WHAT IS REQUIRED: Look through the listing below and give the number of lines that hold "JSON". Say nothing more.
[Start of DATA TO USE]
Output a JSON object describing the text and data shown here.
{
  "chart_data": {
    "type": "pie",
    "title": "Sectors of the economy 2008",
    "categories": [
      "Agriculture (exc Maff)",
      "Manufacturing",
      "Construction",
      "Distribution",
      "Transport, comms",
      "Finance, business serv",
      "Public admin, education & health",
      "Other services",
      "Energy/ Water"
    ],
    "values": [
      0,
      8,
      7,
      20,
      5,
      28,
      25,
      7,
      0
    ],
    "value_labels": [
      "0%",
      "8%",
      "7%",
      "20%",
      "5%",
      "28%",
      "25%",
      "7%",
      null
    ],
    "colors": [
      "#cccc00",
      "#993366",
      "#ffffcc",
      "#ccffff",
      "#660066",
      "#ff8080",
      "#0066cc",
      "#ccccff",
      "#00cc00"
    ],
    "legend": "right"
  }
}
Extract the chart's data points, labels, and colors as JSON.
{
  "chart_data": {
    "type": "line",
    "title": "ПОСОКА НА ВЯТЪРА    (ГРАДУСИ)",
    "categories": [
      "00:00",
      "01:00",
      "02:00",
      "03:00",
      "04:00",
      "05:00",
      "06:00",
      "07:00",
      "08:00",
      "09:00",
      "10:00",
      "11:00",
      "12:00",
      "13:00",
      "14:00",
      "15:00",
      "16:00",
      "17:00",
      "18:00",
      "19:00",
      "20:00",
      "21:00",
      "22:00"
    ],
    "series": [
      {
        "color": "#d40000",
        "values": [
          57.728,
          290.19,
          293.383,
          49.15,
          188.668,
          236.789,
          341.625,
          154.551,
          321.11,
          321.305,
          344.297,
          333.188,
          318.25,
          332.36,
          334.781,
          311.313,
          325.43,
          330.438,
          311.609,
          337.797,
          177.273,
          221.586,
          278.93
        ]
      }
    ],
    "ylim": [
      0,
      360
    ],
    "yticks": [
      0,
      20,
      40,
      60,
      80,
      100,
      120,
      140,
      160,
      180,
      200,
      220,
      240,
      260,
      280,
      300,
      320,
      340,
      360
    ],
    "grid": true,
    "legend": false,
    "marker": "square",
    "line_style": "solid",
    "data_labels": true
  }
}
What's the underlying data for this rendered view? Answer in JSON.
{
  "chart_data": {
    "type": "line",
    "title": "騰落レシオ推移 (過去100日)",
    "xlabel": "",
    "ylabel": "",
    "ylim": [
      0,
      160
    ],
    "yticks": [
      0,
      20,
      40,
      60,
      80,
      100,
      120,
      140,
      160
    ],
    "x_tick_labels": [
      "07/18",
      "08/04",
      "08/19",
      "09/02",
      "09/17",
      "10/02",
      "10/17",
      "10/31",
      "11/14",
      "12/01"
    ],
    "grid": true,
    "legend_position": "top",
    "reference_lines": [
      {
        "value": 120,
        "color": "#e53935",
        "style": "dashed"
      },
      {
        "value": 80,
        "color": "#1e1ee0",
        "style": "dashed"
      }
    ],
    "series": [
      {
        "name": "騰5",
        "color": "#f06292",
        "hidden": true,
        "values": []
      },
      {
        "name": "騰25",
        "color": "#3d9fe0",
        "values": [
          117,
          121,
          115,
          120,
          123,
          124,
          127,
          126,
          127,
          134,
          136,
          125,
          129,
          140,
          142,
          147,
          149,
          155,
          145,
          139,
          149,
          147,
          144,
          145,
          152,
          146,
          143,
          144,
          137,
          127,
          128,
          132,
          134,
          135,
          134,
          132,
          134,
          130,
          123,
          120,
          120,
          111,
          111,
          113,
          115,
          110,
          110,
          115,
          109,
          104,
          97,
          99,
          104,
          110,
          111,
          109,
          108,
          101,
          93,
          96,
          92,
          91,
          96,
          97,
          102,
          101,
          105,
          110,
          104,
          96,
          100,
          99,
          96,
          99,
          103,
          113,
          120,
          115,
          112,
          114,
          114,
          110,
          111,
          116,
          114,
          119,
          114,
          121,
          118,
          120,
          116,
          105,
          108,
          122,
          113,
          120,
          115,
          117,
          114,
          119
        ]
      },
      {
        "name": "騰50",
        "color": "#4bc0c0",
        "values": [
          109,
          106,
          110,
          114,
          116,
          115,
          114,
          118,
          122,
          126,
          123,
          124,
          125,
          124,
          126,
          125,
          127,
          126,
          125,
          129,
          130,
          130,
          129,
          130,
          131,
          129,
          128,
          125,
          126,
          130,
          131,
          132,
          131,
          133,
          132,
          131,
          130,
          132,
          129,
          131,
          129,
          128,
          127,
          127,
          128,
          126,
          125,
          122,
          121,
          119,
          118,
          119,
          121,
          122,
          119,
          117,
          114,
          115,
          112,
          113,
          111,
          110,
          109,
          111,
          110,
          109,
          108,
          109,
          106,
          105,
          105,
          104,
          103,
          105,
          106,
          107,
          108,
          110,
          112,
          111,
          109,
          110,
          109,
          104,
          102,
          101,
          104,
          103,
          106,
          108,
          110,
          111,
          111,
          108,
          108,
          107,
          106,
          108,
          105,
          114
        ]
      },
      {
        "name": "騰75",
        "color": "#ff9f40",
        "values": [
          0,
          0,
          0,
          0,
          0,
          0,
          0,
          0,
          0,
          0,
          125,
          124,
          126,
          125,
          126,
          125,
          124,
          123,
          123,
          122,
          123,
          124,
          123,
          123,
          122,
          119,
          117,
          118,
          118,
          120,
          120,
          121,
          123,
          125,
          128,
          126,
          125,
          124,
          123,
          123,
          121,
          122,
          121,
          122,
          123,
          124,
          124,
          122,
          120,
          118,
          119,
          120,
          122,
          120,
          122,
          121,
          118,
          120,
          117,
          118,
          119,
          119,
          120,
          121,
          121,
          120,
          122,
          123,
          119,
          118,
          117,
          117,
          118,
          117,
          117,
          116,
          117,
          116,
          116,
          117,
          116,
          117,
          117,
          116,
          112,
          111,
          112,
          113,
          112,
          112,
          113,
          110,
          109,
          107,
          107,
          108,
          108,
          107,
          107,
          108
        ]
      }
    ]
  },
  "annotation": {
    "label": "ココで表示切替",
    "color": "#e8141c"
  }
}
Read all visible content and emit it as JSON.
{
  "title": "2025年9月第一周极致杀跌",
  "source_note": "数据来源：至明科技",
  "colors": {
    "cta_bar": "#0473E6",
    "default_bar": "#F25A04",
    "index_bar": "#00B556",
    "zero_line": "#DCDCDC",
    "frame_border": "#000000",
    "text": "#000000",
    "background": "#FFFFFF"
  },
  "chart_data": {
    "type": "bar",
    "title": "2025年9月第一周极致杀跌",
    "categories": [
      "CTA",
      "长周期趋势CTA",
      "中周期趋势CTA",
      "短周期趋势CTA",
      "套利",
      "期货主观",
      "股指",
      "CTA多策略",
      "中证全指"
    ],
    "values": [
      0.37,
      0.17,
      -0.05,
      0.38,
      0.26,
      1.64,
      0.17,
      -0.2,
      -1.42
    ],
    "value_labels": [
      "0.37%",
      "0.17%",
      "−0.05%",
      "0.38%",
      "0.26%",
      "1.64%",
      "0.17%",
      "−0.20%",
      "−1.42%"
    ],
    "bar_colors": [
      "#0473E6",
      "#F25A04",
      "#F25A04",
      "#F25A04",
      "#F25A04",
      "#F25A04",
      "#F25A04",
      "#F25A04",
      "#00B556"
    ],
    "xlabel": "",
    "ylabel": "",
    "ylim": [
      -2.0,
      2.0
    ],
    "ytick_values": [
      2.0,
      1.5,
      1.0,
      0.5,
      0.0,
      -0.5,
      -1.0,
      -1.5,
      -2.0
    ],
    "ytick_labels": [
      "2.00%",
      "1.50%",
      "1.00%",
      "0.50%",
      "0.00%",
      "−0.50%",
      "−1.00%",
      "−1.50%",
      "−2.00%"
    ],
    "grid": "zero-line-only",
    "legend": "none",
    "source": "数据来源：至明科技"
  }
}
[End of DATA TO USE]
CORRECT OUTPUT: 4